■ Aim of the exercise:
Pull every line holding the string "اداره" from the records below.
################
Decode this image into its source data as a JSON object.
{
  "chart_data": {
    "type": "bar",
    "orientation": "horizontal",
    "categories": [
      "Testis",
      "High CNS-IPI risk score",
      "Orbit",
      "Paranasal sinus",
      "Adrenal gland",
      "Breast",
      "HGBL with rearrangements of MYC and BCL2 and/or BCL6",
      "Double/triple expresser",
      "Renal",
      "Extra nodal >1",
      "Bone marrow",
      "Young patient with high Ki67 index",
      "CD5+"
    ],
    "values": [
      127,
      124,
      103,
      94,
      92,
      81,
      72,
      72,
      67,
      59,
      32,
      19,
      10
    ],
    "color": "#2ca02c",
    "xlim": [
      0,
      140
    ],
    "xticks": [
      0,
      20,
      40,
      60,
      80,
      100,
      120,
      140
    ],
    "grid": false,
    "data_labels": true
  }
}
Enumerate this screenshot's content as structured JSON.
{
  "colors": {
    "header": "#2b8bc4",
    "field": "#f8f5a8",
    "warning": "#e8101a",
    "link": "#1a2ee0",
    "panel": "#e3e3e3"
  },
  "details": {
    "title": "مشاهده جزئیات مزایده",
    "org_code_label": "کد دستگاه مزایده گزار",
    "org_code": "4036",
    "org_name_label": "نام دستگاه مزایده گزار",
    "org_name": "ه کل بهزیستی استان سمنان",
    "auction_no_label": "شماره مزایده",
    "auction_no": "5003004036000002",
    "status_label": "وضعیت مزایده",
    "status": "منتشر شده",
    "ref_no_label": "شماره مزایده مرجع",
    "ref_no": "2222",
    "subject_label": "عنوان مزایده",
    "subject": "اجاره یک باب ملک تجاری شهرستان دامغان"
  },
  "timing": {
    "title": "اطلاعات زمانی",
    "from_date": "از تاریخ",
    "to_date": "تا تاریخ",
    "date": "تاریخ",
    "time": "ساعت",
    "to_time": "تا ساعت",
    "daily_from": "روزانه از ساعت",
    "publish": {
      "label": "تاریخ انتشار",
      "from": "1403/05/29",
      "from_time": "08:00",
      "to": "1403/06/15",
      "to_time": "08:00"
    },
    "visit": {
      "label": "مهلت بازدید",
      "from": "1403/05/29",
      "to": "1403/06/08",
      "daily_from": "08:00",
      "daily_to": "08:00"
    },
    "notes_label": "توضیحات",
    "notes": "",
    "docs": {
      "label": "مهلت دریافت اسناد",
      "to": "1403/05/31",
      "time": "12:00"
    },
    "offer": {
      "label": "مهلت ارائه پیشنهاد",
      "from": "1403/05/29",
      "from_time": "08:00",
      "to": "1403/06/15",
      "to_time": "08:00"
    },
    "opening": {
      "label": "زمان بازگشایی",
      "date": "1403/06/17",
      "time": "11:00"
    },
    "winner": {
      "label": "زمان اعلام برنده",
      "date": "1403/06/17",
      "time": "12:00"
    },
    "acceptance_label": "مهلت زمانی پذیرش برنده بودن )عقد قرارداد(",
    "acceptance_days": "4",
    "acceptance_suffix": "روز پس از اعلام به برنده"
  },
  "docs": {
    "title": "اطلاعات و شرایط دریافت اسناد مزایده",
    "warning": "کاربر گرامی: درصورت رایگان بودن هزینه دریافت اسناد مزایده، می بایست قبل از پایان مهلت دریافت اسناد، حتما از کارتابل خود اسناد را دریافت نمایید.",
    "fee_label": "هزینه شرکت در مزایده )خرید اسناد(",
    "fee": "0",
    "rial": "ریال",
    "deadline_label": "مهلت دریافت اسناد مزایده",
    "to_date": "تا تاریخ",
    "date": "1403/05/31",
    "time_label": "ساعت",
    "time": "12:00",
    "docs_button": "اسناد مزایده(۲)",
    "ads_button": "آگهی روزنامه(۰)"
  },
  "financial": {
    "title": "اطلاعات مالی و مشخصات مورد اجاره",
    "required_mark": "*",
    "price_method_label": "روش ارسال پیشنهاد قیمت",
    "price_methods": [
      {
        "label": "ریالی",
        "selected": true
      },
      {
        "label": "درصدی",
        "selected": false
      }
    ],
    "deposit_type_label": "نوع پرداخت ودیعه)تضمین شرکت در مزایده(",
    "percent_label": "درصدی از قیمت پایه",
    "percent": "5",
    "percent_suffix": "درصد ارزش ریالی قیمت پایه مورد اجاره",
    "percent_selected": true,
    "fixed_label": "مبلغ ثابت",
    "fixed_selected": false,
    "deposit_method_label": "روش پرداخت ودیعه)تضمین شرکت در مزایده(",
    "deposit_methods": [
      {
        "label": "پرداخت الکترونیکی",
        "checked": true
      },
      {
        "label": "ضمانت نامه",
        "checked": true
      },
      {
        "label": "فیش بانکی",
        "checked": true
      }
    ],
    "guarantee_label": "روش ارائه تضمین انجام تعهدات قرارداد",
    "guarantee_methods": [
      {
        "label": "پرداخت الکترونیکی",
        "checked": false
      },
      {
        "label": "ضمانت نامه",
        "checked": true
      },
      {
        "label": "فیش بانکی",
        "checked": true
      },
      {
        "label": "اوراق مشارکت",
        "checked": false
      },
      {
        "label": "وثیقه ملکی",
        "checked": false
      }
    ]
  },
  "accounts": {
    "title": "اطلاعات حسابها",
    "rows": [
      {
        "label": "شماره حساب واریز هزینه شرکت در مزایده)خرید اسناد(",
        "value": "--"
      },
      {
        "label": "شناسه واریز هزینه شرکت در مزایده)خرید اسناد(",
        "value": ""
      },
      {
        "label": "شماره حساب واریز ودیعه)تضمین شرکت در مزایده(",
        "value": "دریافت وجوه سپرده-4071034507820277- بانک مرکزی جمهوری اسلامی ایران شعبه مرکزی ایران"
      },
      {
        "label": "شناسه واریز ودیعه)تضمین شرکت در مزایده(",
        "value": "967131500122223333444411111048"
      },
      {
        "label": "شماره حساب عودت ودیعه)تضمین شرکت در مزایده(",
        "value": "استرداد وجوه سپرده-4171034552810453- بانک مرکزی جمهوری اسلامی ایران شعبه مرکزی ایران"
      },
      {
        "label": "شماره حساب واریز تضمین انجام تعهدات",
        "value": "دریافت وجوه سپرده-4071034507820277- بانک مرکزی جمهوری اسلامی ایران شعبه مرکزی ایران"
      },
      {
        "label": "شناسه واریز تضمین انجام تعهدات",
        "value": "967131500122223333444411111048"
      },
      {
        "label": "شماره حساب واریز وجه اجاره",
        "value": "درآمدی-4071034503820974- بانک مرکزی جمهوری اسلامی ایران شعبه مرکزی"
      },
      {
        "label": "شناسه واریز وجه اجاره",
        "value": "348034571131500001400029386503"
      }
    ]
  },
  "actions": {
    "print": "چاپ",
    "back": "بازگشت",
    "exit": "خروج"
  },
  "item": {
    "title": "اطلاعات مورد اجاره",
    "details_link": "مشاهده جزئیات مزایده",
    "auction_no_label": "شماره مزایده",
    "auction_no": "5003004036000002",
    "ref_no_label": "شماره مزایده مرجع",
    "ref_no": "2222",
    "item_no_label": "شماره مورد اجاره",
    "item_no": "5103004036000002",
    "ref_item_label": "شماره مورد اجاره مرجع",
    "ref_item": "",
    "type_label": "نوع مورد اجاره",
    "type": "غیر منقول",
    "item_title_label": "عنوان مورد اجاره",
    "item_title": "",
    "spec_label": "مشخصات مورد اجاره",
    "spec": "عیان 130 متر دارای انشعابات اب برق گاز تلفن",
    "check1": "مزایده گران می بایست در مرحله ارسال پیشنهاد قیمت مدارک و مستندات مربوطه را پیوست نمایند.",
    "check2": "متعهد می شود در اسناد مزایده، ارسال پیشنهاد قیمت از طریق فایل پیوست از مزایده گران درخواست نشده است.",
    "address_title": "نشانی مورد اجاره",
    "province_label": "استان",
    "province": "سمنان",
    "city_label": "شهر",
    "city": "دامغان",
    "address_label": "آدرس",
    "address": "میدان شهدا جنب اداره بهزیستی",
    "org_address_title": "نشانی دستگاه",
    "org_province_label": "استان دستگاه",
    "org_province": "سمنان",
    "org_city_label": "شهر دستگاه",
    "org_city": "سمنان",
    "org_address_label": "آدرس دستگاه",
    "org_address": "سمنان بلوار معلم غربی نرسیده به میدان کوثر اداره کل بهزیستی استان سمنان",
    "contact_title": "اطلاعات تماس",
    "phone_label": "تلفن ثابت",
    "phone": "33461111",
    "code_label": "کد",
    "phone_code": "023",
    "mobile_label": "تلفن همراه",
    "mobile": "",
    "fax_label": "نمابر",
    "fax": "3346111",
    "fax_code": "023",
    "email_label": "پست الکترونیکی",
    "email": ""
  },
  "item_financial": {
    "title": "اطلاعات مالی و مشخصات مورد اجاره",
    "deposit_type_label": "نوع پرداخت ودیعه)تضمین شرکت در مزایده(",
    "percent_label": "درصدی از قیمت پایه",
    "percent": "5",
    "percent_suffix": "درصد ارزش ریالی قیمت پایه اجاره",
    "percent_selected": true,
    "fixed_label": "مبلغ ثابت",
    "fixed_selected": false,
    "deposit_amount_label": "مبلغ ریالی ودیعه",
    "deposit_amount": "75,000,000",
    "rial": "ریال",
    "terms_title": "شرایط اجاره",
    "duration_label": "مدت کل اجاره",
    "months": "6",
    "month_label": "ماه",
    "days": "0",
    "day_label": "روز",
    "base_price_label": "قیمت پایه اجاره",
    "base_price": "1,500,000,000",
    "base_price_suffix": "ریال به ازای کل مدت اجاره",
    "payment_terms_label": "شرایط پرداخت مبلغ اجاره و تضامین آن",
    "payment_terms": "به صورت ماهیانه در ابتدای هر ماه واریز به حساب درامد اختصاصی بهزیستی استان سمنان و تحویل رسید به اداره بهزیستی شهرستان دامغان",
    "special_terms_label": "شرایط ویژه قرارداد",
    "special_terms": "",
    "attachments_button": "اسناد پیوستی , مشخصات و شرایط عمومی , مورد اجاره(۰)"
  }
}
################
■ Result for this exercise:
    "address": "میدان شهدا جنب اداره بهزیستی",
    "org_address": "سمنان بلوار معلم غربی نرسیده به میدان کوثر اداره کل بهزیستی استان سمنان",
    "payment_terms": "به صورت ماهیانه در ابتدای هر ماه واریز به حساب درامد اختصاصی بهزیستی استان سمنان و تحویل رسید به اداره بهزیستی شهرستان دامغان",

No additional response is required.